[BEGIN MATERIAL FOR THE TASK]
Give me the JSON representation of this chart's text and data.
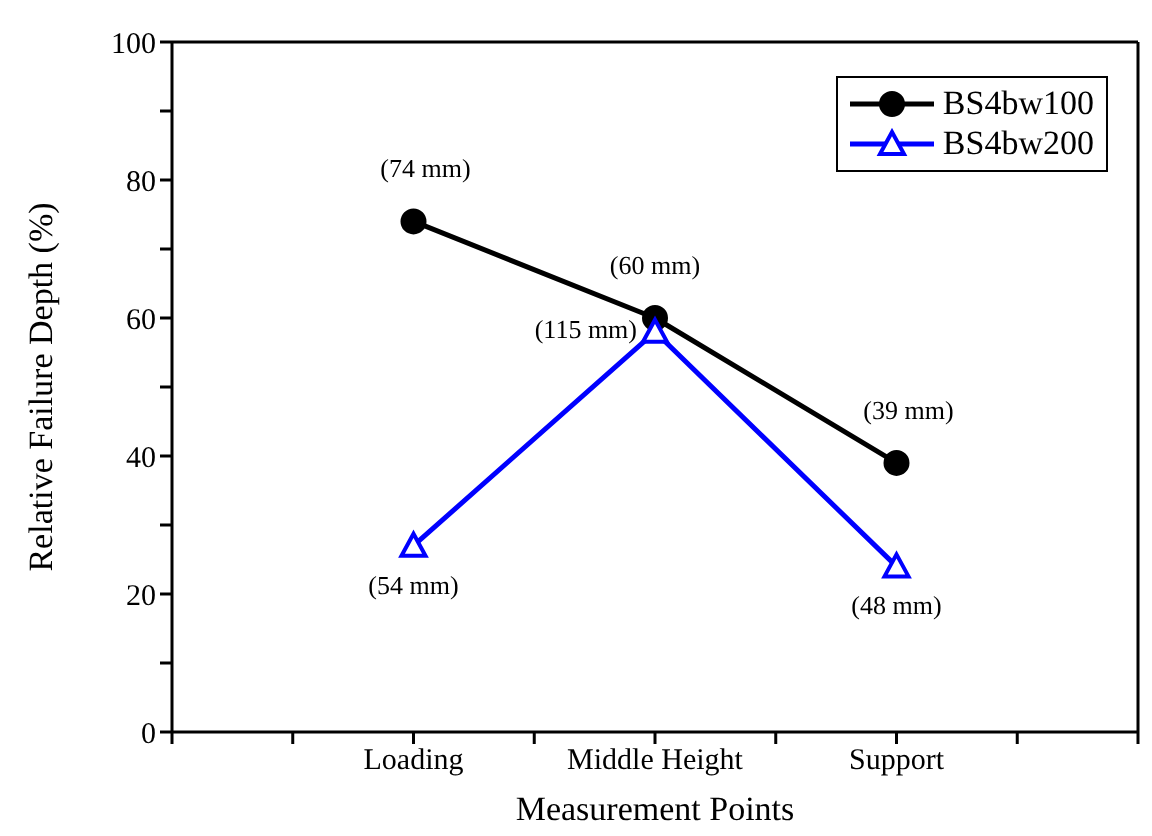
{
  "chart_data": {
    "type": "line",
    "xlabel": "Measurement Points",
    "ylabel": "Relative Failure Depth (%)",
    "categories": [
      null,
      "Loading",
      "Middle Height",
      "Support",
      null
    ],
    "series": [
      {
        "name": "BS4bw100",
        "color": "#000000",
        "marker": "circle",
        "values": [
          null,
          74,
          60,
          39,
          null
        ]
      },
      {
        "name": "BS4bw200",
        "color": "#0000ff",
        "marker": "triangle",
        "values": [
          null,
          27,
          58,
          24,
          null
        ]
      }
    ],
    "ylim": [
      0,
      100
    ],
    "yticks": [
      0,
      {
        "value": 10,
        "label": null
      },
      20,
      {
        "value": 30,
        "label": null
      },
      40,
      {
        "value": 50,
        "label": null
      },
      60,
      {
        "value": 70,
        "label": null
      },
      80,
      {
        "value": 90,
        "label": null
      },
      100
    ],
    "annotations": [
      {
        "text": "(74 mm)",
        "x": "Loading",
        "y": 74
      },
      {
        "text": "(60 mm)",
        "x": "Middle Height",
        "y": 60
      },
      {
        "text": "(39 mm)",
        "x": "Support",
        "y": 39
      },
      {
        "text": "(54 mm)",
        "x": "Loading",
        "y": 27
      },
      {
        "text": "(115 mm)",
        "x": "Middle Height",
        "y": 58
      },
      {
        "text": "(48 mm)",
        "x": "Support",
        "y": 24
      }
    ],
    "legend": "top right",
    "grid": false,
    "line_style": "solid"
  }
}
[END MATERIAL FOR THE TASK]
§ **WORK REQUIRED**
Return the whole listing, word for word, and leave out every picture.

§ **IN RESPONSE**
Give me the JSON representation of this chart's text and data.
{
  "chart_data": {
    "type": "line",
    "xlabel": "Measurement Points",
    "ylabel": "Relative Failure Depth (%)",
    "categories": [
      null,
      "Loading",
      "Middle Height",
      "Support",
      null
    ],
    "series": [
      {
        "name": "BS4bw100",
        "color": "#000000",
        "marker": "circle",
        "values": [
          null,
          74,
          60,
          39,
          null
        ]
      },
      {
        "name": "BS4bw200",
        "color": "#0000ff",
        "marker": "triangle",
        "values": [
          null,
          27,
          58,
          24,
          null
        ]
      }
    ],
    "ylim": [
      0,
      100
    ],
    "yticks": [
      0,
      {
        "value": 10,
        "label": null
      },
      20,
      {
        "value": 30,
        "label": null
      },
      40,
      {
        "value": 50,
        "label": null
      },
      60,
      {
        "value": 70,
        "label": null
      },
      80,
      {
        "value": 90,
        "label": null
      },
      100
    ],
    "annotations": [
      {
        "text": "(74 mm)",
        "x": "Loading",
        "y": 74
      },
      {
        "text": "(60 mm)",
        "x": "Middle Height",
        "y": 60
      },
      {
        "text": "(39 mm)",
        "x": "Support",
        "y": 39
      },
      {
        "text": "(54 mm)",
        "x": "Loading",
        "y": 27
      },
      {
        "text": "(115 mm)",
        "x": "Middle Height",
        "y": 58
      },
      {
        "text": "(48 mm)",
        "x": "Support",
        "y": 24
      }
    ],
    "legend": "top right",
    "grid": false,
    "line_style": "solid"
  }
}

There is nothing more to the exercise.